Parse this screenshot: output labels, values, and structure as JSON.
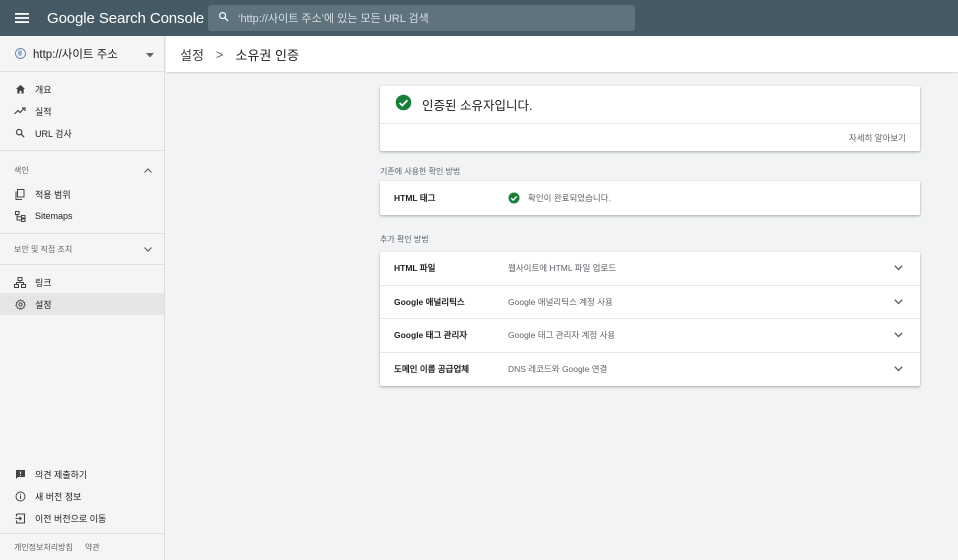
{
  "app": {
    "title": "Google Search Console"
  },
  "search": {
    "placeholder": "‘http://사이트 주소’에 있는 모든 URL 검색"
  },
  "property": {
    "label": "http://사이트 주소"
  },
  "sidebar": {
    "main_items": [
      {
        "label": "개요",
        "icon": "home-icon"
      },
      {
        "label": "실적",
        "icon": "trending-icon"
      },
      {
        "label": "URL 검사",
        "icon": "search-icon"
      }
    ],
    "index_section": {
      "header": "색인",
      "items": [
        {
          "label": "적용 범위",
          "icon": "coverage-icon"
        },
        {
          "label": "Sitemaps",
          "icon": "sitemap-icon"
        }
      ]
    },
    "security_section": {
      "header": "보안 및 직접 조치"
    },
    "other_items": [
      {
        "label": "링크",
        "icon": "links-icon"
      },
      {
        "label": "설정",
        "icon": "settings-icon",
        "active": true
      }
    ],
    "bottom_items": [
      {
        "label": "의견 제출하기",
        "icon": "feedback-icon"
      },
      {
        "label": "새 버전 정보",
        "icon": "info-icon"
      },
      {
        "label": "이전 버전으로 이동",
        "icon": "exit-icon"
      }
    ],
    "footer": {
      "privacy": "개인정보처리방침",
      "terms": "약관"
    }
  },
  "breadcrumb": {
    "parent": "설정",
    "separator": ">",
    "current": "소유권 인증"
  },
  "verified": {
    "text": "인증된 소유자입니다.",
    "learn_more": "자세히 알아보기"
  },
  "existing": {
    "label": "기존에 사용한 확인 방법",
    "method": {
      "name": "HTML 태그",
      "status": "확인이 완료되었습니다."
    }
  },
  "additional": {
    "label": "추가 확인 방법",
    "methods": [
      {
        "name": "HTML 파일",
        "desc": "웹사이트에 HTML 파일 업로드"
      },
      {
        "name": "Google 애널리틱스",
        "desc": "Google 애널리틱스 계정 사용"
      },
      {
        "name": "Google 태그 관리자",
        "desc": "Google 태그 관리자 계정 사용"
      },
      {
        "name": "도메인 이름 공급업체",
        "desc": "DNS 레코드와 Google 연결"
      }
    ]
  },
  "colors": {
    "topbar": "#455a64",
    "check_green": "#188038",
    "active_bg": "#e5e5e5"
  }
}
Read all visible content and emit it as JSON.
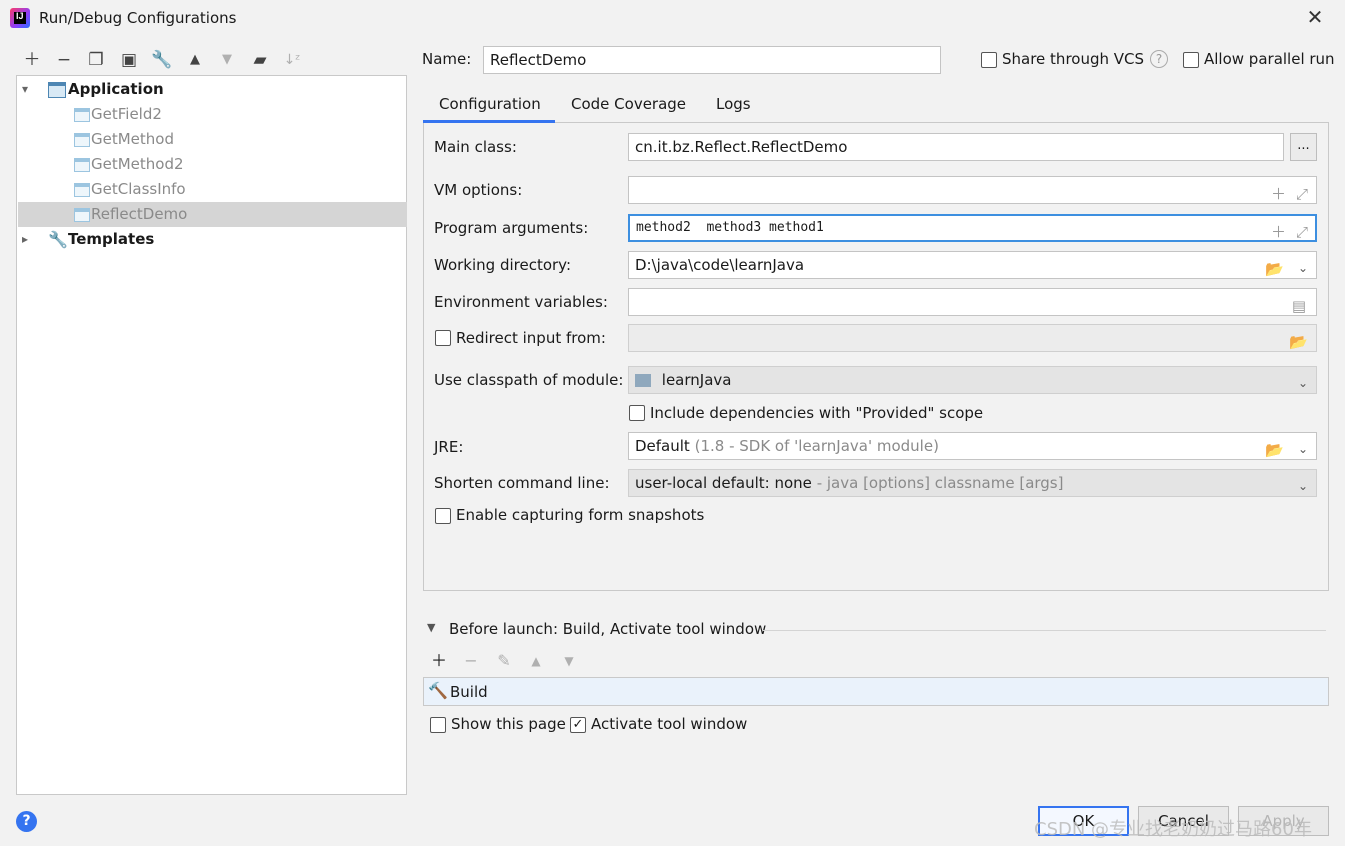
{
  "window": {
    "title": "Run/Debug Configurations",
    "app_icon_letter": "IJ"
  },
  "toolbar": {
    "icons": [
      "add-icon",
      "remove-icon",
      "copy-icon",
      "save-icon",
      "wrench-icon",
      "move-up-icon",
      "move-down-icon",
      "new-folder-icon",
      "sort-az-icon"
    ]
  },
  "tree": {
    "application_label": "Application",
    "items": [
      {
        "label": "GetField2"
      },
      {
        "label": "GetMethod"
      },
      {
        "label": "GetMethod2"
      },
      {
        "label": "GetClassInfo"
      },
      {
        "label": "ReflectDemo"
      }
    ],
    "templates_label": "Templates"
  },
  "header": {
    "name_label": "Name:",
    "name_value": "ReflectDemo",
    "share_vcs_label": "Share through VCS",
    "allow_parallel_label": "Allow parallel run"
  },
  "tabs": [
    {
      "label": "Configuration"
    },
    {
      "label": "Code Coverage"
    },
    {
      "label": "Logs"
    }
  ],
  "config": {
    "main_class_label": "Main class:",
    "main_class_value": "cn.it.bz.Reflect.ReflectDemo",
    "browse_label": "...",
    "vm_options_label": "VM options:",
    "vm_options_value": "",
    "program_args_label": "Program arguments:",
    "program_args_value": "method2  method3 method1",
    "working_dir_label": "Working directory:",
    "working_dir_value": "D:\\java\\code\\learnJava",
    "env_vars_label": "Environment variables:",
    "env_vars_value": "",
    "redirect_label": "Redirect input from:",
    "classpath_label": "Use classpath of module:",
    "classpath_value": "learnJava",
    "include_deps_label": "Include dependencies with \"Provided\" scope",
    "jre_label": "JRE:",
    "jre_value": "Default",
    "jre_hint": "(1.8 - SDK of 'learnJava' module)",
    "shorten_label": "Shorten command line:",
    "shorten_value": "user-local default: none",
    "shorten_hint": "- java [options] classname [args]",
    "snapshots_label": "Enable capturing form snapshots"
  },
  "before_launch": {
    "title": "Before launch: Build, Activate tool window",
    "build_label": "Build",
    "show_page_label": "Show this page",
    "activate_label": "Activate tool window",
    "activate_checked": true,
    "show_page_checked": false
  },
  "buttons": {
    "ok": "OK",
    "cancel": "Cancel",
    "apply": "Apply"
  },
  "watermark": "CSDN @专业找老奶奶过马路60年",
  "colors": {
    "accent": "#3574f0",
    "selection": "#d5d5d5",
    "focus_border": "#3d8fe0"
  }
}
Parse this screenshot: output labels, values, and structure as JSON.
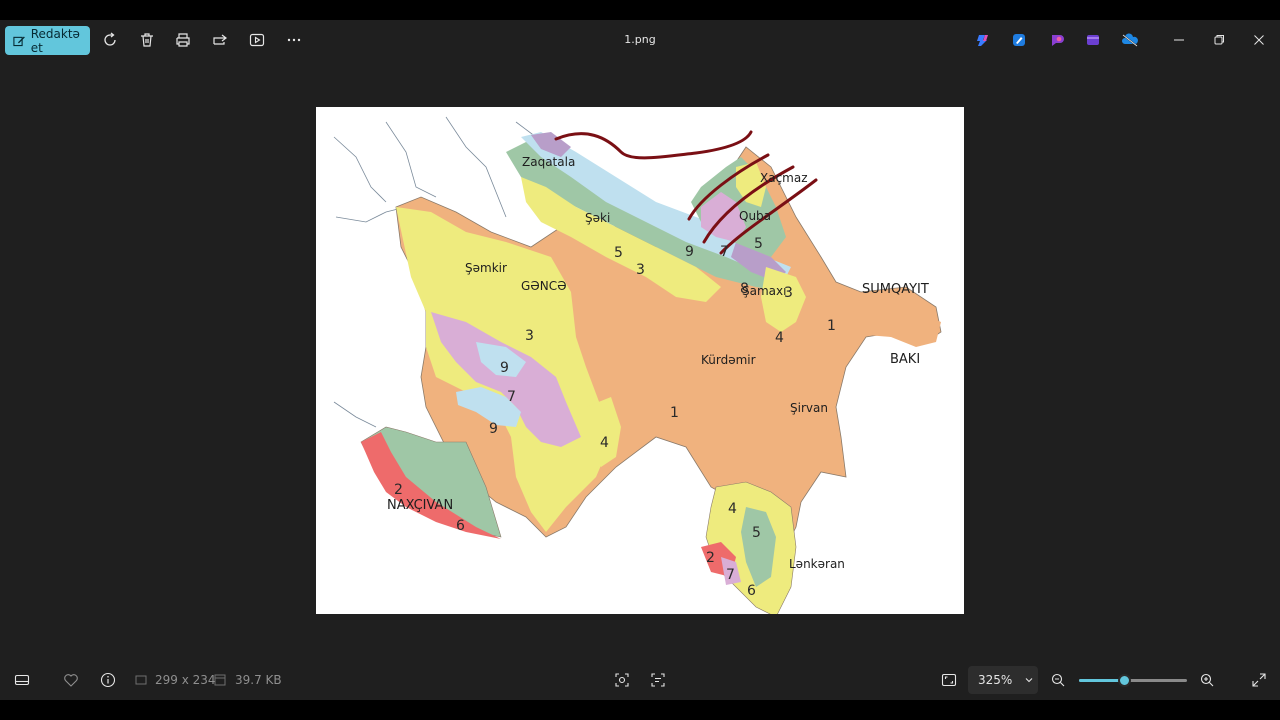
{
  "toolbar": {
    "edit_label": "Redaktə et",
    "icons": [
      "edit-icon",
      "rotate-icon",
      "delete-icon",
      "print-icon",
      "share-icon",
      "slideshow-icon",
      "more-icon"
    ]
  },
  "window": {
    "title": "1.png",
    "app_icons": [
      "copilot-icon",
      "designer-icon",
      "clipchamp-icon",
      "video-icon",
      "onedrive-icon"
    ],
    "controls": [
      "minimize-icon",
      "restore-icon",
      "close-icon"
    ]
  },
  "map": {
    "cities": {
      "zaqatala": "Zaqatala",
      "xacmaz": "Xaçmaz",
      "quba": "Quba",
      "seki": "Şəki",
      "samkir": "Şəmkir",
      "gence": "GƏNCƏ",
      "samaxi": "Şamaxı",
      "sumqayit": "SUMQAYIT",
      "baki": "BAKI",
      "kurdemir": "Kürdəmir",
      "sirvan": "Şirvan",
      "naxcivan": "NAXÇIVAN",
      "lenkeran": "Lənkəran"
    },
    "zones": [
      "1",
      "2",
      "3",
      "4",
      "5",
      "6",
      "7",
      "8",
      "9"
    ]
  },
  "status": {
    "dimensions": "299 x 234",
    "file_size": "39.7 KB",
    "zoom": "325%",
    "zoom_fraction": 0.42
  },
  "colors": {
    "accent": "#62c6dc",
    "zone_orange": "#f0b27e",
    "zone_yellow": "#eeeb7e",
    "zone_green": "#9fc7a6",
    "zone_pink": "#d9aed6",
    "zone_lightblue": "#bfe0ef",
    "zone_purple": "#b89ec9",
    "zone_red": "#ee6b6b",
    "annotation_stroke": "#7a0f14"
  }
}
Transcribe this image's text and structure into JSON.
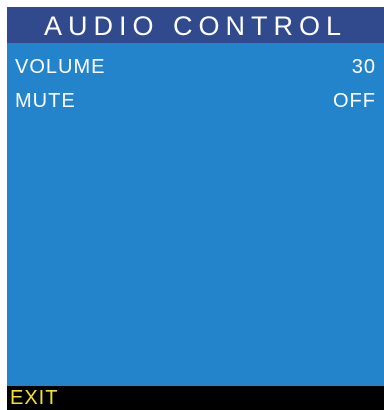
{
  "menu": {
    "title": "AUDIO CONTROL",
    "items": [
      {
        "label": "VOLUME",
        "value": "30"
      },
      {
        "label": "MUTE",
        "value": "OFF"
      }
    ],
    "exit_label": "EXIT"
  },
  "colors": {
    "title_bar": "#314a8e",
    "panel": "#2384cc",
    "text": "#ffffff",
    "footer": "#000000",
    "exit_text": "#f2e030",
    "border": "#ffffff"
  }
}
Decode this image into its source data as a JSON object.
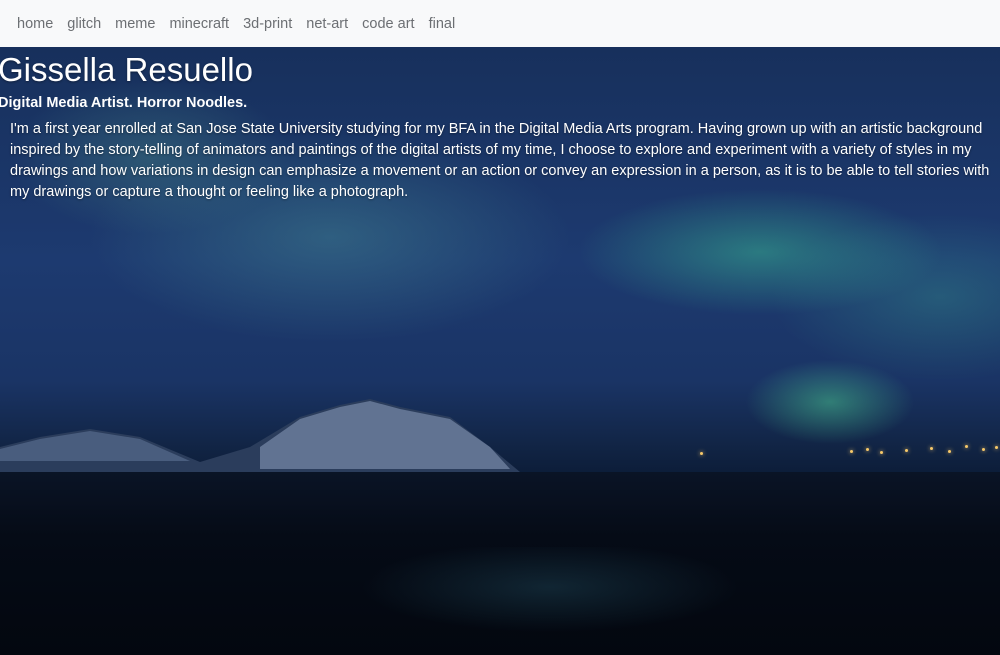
{
  "nav": {
    "items": [
      "home",
      "glitch",
      "meme",
      "minecraft",
      "3d-print",
      "net-art",
      "code art",
      "final"
    ]
  },
  "hero": {
    "title": "Gissella Resuello",
    "subtitle": "Digital Media Artist. Horror Noodles.",
    "bio": "I'm a first year enrolled at San Jose State University studying for my BFA in the Digital Media Arts program. Having grown up with an artistic background inspired by the story-telling of animators and paintings of the digital artists of my time, I choose to explore and experiment with a variety of styles in my drawings and how variations in design can emphasize a movement or an action or convey an expression in a person, as it is to be able to tell stories with my drawings or capture a thought or feeling like a photograph."
  },
  "colors": {
    "navbar_bg": "#f8f9fa",
    "nav_link": "#6c6f73",
    "hero_text": "#ffffff"
  }
}
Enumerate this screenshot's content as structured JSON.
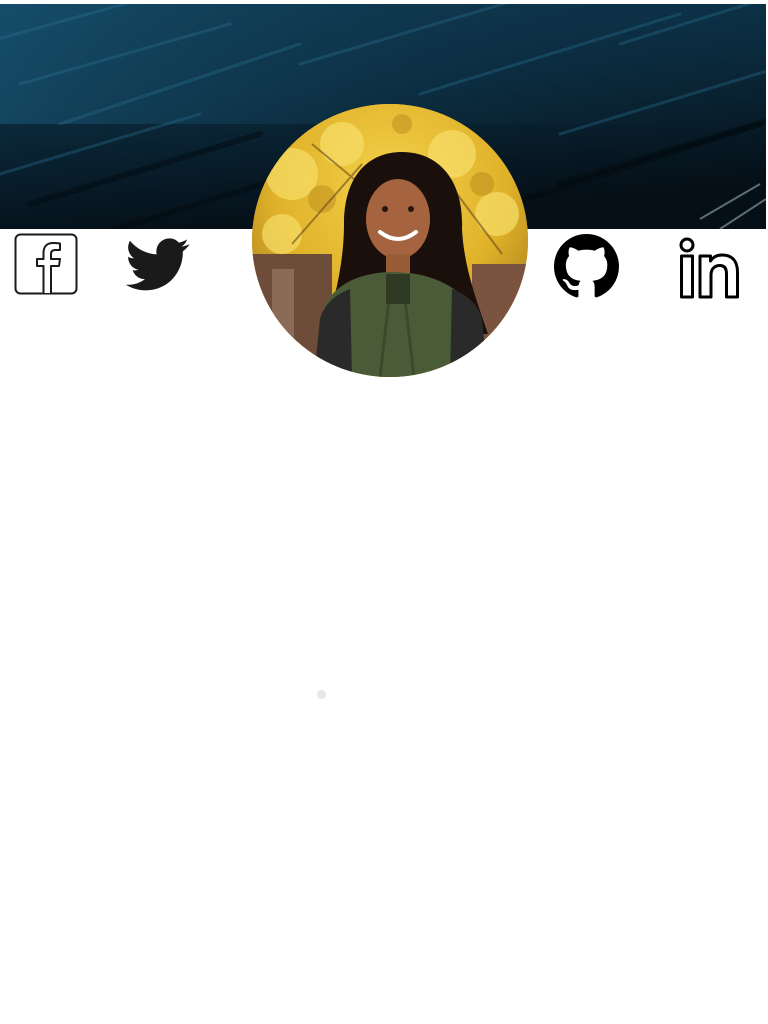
{
  "profile": {
    "avatar_icon": "profile-photo"
  },
  "social_links": [
    {
      "network": "facebook",
      "icon": "facebook-icon"
    },
    {
      "network": "twitter",
      "icon": "twitter-icon"
    },
    {
      "network": "github",
      "icon": "github-icon"
    },
    {
      "network": "linkedin",
      "icon": "linkedin-icon"
    }
  ],
  "colors": {
    "banner_dark": "#06141e",
    "banner_teal": "#0e3a52",
    "icon_color": "#1a1a1a",
    "background": "#ffffff"
  }
}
* * * * *
## Required work
Repeat exactly the lines above, from the line containing "Enumerate this screenshot's" through the last line of the records, inclusive; omit any pictures.

## Response for this exercise
Enumerate this screenshot's content as structured JSON.
{
  "profile": {
    "avatar_icon": "profile-photo"
  },
  "social_links": [
    {
      "network": "facebook",
      "icon": "facebook-icon"
    },
    {
      "network": "twitter",
      "icon": "twitter-icon"
    },
    {
      "network": "github",
      "icon": "github-icon"
    },
    {
      "network": "linkedin",
      "icon": "linkedin-icon"
    }
  ],
  "colors": {
    "banner_dark": "#06141e",
    "banner_teal": "#0e3a52",
    "icon_color": "#1a1a1a",
    "background": "#ffffff"
  }
}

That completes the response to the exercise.